> Goal
Pick out all lines of the entries that include the word "uploads" and copy them.

[Excerpt from a dataset]
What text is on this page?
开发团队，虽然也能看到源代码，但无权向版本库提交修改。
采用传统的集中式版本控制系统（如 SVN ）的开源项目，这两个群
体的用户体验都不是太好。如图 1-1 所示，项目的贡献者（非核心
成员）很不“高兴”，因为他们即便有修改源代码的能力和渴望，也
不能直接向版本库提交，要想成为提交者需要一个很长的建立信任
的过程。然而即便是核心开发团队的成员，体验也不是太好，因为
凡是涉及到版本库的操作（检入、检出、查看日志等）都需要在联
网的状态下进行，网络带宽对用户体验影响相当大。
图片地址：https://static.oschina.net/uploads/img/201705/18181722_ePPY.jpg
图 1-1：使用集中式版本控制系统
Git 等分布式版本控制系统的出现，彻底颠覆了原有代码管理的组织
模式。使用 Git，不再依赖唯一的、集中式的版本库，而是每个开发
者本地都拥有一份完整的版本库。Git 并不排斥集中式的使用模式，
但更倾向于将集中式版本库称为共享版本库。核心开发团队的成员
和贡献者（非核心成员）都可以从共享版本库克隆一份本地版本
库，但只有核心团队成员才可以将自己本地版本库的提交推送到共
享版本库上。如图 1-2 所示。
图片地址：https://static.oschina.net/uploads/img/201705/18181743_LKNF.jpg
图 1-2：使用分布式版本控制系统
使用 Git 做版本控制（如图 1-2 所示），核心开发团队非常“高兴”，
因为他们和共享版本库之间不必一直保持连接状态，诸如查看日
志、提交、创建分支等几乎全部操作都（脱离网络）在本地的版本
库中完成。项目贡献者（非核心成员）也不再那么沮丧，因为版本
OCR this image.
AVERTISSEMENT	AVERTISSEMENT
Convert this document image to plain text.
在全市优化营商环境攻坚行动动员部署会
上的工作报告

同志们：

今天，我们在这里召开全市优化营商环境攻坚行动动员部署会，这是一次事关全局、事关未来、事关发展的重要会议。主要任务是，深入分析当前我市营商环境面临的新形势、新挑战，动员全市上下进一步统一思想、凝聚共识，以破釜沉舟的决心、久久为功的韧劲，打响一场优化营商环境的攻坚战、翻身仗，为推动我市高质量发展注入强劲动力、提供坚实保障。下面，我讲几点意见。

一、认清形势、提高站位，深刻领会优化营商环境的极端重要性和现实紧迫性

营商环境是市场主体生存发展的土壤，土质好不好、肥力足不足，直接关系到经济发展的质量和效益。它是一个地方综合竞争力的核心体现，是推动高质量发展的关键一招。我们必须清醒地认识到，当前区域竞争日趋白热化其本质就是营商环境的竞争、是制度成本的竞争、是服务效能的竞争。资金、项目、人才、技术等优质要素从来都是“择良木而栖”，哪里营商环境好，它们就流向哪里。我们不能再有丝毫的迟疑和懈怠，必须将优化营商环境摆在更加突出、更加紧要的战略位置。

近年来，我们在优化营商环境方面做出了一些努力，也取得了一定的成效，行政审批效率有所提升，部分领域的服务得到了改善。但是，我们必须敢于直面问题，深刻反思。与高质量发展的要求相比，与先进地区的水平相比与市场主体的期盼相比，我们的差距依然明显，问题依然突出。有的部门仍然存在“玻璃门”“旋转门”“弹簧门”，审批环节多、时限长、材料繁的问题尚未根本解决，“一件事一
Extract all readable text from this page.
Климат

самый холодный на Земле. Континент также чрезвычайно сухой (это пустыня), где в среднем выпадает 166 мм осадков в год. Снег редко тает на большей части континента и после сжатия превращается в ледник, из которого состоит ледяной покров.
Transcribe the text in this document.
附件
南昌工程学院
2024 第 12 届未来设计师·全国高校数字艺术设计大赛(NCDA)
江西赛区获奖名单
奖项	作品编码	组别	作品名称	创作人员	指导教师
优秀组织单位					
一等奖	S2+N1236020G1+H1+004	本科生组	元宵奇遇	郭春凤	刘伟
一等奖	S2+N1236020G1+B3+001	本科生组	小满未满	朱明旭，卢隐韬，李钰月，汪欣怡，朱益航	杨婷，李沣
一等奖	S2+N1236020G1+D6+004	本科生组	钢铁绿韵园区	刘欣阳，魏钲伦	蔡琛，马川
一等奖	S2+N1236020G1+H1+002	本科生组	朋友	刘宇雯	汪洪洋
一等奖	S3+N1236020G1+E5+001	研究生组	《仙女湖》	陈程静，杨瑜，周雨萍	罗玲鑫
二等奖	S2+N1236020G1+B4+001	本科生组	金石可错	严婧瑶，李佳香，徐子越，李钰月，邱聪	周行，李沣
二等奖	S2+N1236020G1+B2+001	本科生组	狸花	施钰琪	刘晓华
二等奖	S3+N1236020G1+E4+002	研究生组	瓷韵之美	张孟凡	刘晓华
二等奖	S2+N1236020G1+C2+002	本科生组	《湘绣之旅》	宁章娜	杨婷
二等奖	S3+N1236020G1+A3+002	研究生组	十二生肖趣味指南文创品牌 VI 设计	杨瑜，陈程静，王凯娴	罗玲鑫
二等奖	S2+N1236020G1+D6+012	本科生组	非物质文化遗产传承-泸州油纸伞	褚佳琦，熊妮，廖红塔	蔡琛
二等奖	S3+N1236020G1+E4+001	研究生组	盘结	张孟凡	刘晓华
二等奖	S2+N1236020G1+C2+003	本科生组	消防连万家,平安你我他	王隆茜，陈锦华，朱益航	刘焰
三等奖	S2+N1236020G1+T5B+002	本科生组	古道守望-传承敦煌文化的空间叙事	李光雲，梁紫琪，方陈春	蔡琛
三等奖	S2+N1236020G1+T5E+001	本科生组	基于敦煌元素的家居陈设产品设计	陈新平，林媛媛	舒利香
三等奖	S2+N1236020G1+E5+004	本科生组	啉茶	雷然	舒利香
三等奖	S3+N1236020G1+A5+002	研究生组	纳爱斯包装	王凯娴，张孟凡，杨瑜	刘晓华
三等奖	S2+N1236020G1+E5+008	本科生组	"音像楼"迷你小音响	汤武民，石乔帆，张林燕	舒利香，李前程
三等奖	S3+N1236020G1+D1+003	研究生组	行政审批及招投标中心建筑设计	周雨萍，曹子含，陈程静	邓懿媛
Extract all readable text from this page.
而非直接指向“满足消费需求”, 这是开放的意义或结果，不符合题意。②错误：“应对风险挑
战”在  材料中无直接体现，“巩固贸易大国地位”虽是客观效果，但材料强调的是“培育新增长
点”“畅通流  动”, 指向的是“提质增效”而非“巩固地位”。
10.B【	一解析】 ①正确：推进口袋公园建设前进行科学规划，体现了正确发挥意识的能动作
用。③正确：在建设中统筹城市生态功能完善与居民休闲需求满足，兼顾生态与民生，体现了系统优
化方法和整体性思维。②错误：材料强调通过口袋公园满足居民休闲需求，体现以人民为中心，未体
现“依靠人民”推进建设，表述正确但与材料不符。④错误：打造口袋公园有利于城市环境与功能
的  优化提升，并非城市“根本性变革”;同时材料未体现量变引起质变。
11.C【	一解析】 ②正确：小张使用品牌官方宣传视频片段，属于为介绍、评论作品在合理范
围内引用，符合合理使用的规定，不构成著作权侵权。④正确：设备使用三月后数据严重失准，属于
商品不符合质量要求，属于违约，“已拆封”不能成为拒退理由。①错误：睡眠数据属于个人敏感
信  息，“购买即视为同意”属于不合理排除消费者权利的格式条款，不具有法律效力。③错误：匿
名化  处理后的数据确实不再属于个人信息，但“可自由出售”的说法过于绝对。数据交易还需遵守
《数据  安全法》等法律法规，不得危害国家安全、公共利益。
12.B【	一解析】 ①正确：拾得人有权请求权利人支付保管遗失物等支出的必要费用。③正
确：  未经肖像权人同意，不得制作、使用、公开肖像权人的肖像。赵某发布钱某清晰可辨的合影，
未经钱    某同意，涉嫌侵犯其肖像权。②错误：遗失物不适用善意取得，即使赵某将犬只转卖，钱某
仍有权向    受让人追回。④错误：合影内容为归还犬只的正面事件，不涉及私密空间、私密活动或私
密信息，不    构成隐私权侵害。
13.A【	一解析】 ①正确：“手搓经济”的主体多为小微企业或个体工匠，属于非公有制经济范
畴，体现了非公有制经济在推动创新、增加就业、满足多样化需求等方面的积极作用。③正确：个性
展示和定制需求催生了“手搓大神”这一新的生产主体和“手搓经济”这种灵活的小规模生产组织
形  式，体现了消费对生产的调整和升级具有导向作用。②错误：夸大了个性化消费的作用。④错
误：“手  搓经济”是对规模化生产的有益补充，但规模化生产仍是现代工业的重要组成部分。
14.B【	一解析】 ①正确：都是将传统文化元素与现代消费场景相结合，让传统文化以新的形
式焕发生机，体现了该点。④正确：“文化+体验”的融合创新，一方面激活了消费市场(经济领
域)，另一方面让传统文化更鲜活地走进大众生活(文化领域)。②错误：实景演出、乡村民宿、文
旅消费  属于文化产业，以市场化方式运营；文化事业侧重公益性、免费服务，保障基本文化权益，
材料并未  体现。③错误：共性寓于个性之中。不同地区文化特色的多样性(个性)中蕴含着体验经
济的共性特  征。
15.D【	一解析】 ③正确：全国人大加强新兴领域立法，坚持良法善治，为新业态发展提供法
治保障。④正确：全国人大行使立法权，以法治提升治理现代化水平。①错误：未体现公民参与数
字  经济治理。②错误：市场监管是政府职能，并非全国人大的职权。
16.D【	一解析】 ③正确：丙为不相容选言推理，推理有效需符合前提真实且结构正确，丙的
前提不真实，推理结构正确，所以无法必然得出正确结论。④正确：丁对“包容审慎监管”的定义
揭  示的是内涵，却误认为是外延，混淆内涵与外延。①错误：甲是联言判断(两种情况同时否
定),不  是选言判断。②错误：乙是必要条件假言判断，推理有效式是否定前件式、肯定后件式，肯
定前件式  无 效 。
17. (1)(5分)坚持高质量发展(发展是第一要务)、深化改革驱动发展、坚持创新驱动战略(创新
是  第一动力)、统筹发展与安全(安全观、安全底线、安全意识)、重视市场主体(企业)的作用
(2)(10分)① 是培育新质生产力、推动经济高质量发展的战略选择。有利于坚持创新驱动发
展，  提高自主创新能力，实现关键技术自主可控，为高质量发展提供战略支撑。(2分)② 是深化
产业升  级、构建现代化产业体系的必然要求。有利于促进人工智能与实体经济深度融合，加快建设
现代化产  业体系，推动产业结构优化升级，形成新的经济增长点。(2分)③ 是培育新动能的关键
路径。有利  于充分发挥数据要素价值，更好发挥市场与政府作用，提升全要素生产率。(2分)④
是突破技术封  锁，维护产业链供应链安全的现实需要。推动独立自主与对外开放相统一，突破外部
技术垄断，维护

> Written answer
图片地址：https://static.oschina.net/uploads/img/201705/18181722_ePPY.jpg
图片地址：https://static.oschina.net/uploads/img/201705/18181743_LKNF.jpg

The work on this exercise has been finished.